# [DATASET RECORDS]

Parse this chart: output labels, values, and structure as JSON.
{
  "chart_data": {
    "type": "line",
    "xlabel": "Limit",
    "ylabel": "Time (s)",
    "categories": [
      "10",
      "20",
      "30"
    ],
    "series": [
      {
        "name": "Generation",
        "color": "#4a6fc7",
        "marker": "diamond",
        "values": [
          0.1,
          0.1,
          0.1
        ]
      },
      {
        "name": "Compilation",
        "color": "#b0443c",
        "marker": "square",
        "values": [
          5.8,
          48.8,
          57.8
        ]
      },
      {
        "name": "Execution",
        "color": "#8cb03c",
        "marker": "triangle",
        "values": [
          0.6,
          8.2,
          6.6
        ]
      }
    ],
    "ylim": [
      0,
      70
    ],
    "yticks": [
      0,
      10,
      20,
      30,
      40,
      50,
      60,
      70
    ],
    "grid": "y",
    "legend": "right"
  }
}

# [WHAT NEEDS TO BE DONE]
Go through the records. Copy each line where "marker" appears.

# [ANSWER TO THIS EXERCISE]
        "marker": "diamond",
        "marker": "square",
        "marker": "triangle",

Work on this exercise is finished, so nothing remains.